### DATA PROVIDED
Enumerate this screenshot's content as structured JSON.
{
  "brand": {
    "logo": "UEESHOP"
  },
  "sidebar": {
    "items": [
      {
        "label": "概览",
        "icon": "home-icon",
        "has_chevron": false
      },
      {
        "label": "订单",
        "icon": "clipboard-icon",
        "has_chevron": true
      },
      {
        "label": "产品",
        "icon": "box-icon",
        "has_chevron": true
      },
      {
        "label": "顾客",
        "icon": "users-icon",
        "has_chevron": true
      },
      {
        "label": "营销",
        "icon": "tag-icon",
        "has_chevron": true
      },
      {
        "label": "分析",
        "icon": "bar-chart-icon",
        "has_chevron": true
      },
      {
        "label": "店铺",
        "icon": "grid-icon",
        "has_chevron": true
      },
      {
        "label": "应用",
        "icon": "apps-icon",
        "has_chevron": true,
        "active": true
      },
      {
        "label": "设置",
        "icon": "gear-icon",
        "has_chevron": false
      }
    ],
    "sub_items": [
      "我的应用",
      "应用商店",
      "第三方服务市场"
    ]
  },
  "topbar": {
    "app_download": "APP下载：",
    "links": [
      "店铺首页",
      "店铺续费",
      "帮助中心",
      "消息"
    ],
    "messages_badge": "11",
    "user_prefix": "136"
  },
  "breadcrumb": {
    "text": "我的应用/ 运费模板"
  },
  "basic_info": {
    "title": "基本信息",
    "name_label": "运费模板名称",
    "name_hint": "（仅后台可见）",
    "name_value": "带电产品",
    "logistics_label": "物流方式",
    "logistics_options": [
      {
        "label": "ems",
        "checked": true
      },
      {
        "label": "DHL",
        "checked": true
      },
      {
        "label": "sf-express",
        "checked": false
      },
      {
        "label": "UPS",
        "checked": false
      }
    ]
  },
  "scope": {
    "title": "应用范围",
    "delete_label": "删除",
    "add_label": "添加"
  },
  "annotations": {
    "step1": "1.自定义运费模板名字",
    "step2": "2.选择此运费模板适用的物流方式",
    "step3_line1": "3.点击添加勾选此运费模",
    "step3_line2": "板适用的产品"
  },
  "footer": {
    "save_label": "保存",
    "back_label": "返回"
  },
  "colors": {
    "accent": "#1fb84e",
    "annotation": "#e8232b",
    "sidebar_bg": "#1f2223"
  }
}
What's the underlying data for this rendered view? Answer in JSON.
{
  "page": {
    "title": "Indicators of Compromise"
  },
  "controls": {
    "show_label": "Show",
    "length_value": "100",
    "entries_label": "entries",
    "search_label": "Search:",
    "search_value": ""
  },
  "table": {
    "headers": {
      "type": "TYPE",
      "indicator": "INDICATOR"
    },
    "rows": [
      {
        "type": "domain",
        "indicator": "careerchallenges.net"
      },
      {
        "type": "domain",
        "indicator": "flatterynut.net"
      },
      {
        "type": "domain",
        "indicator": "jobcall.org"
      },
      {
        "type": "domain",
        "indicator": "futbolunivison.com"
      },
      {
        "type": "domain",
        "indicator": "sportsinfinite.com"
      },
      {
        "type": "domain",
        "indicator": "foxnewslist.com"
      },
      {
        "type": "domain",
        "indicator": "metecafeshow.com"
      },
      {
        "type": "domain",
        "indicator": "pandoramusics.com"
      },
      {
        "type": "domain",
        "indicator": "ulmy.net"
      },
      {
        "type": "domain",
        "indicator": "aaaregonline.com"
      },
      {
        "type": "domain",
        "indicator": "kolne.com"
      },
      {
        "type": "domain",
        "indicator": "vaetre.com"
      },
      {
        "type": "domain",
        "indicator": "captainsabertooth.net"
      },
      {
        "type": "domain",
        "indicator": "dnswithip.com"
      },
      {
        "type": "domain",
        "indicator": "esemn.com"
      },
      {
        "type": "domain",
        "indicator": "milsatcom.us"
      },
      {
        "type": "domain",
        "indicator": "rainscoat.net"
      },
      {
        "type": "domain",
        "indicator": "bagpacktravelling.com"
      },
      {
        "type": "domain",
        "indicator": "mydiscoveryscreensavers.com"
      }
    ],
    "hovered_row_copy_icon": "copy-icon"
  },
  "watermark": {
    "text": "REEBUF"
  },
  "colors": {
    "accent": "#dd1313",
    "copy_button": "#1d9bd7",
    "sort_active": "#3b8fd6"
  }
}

### GIVEN EXERCISE
Print the whole listing exactly as it is.

### SOLUTION FOR THIS EXERCISE
Enumerate this screenshot's content as structured JSON.
{
  "brand": {
    "logo": "UEESHOP"
  },
  "sidebar": {
    "items": [
      {
        "label": "概览",
        "icon": "home-icon",
        "has_chevron": false
      },
      {
        "label": "订单",
        "icon": "clipboard-icon",
        "has_chevron": true
      },
      {
        "label": "产品",
        "icon": "box-icon",
        "has_chevron": true
      },
      {
        "label": "顾客",
        "icon": "users-icon",
        "has_chevron": true
      },
      {
        "label": "营销",
        "icon": "tag-icon",
        "has_chevron": true
      },
      {
        "label": "分析",
        "icon": "bar-chart-icon",
        "has_chevron": true
      },
      {
        "label": "店铺",
        "icon": "grid-icon",
        "has_chevron": true
      },
      {
        "label": "应用",
        "icon": "apps-icon",
        "has_chevron": true,
        "active": true
      },
      {
        "label": "设置",
        "icon": "gear-icon",
        "has_chevron": false
      }
    ],
    "sub_items": [
      "我的应用",
      "应用商店",
      "第三方服务市场"
    ]
  },
  "topbar": {
    "app_download": "APP下载：",
    "links": [
      "店铺首页",
      "店铺续费",
      "帮助中心",
      "消息"
    ],
    "messages_badge": "11",
    "user_prefix": "136"
  },
  "breadcrumb": {
    "text": "我的应用/ 运费模板"
  },
  "basic_info": {
    "title": "基本信息",
    "name_label": "运费模板名称",
    "name_hint": "（仅后台可见）",
    "name_value": "带电产品",
    "logistics_label": "物流方式",
    "logistics_options": [
      {
        "label": "ems",
        "checked": true
      },
      {
        "label": "DHL",
        "checked": true
      },
      {
        "label": "sf-express",
        "checked": false
      },
      {
        "label": "UPS",
        "checked": false
      }
    ]
  },
  "scope": {
    "title": "应用范围",
    "delete_label": "删除",
    "add_label": "添加"
  },
  "annotations": {
    "step1": "1.自定义运费模板名字",
    "step2": "2.选择此运费模板适用的物流方式",
    "step3_line1": "3.点击添加勾选此运费模",
    "step3_line2": "板适用的产品"
  },
  "footer": {
    "save_label": "保存",
    "back_label": "返回"
  },
  "colors": {
    "accent": "#1fb84e",
    "annotation": "#e8232b",
    "sidebar_bg": "#1f2223"
  }
}
What's the underlying data for this rendered view? Answer in JSON.
{
  "page": {
    "title": "Indicators of Compromise"
  },
  "controls": {
    "show_label": "Show",
    "length_value": "100",
    "entries_label": "entries",
    "search_label": "Search:",
    "search_value": ""
  },
  "table": {
    "headers": {
      "type": "TYPE",
      "indicator": "INDICATOR"
    },
    "rows": [
      {
        "type": "domain",
        "indicator": "careerchallenges.net"
      },
      {
        "type": "domain",
        "indicator": "flatterynut.net"
      },
      {
        "type": "domain",
        "indicator": "jobcall.org"
      },
      {
        "type": "domain",
        "indicator": "futbolunivison.com"
      },
      {
        "type": "domain",
        "indicator": "sportsinfinite.com"
      },
      {
        "type": "domain",
        "indicator": "foxnewslist.com"
      },
      {
        "type": "domain",
        "indicator": "metecafeshow.com"
      },
      {
        "type": "domain",
        "indicator": "pandoramusics.com"
      },
      {
        "type": "domain",
        "indicator": "ulmy.net"
      },
      {
        "type": "domain",
        "indicator": "aaaregonline.com"
      },
      {
        "type": "domain",
        "indicator": "kolne.com"
      },
      {
        "type": "domain",
        "indicator": "vaetre.com"
      },
      {
        "type": "domain",
        "indicator": "captainsabertooth.net"
      },
      {
        "type": "domain",
        "indicator": "dnswithip.com"
      },
      {
        "type": "domain",
        "indicator": "esemn.com"
      },
      {
        "type": "domain",
        "indicator": "milsatcom.us"
      },
      {
        "type": "domain",
        "indicator": "rainscoat.net"
      },
      {
        "type": "domain",
        "indicator": "bagpacktravelling.com"
      },
      {
        "type": "domain",
        "indicator": "mydiscoveryscreensavers.com"
      }
    ],
    "hovered_row_copy_icon": "copy-icon"
  },
  "watermark": {
    "text": "REEBUF"
  },
  "colors": {
    "accent": "#dd1313",
    "copy_button": "#1d9bd7",
    "sort_active": "#3b8fd6"
  }
}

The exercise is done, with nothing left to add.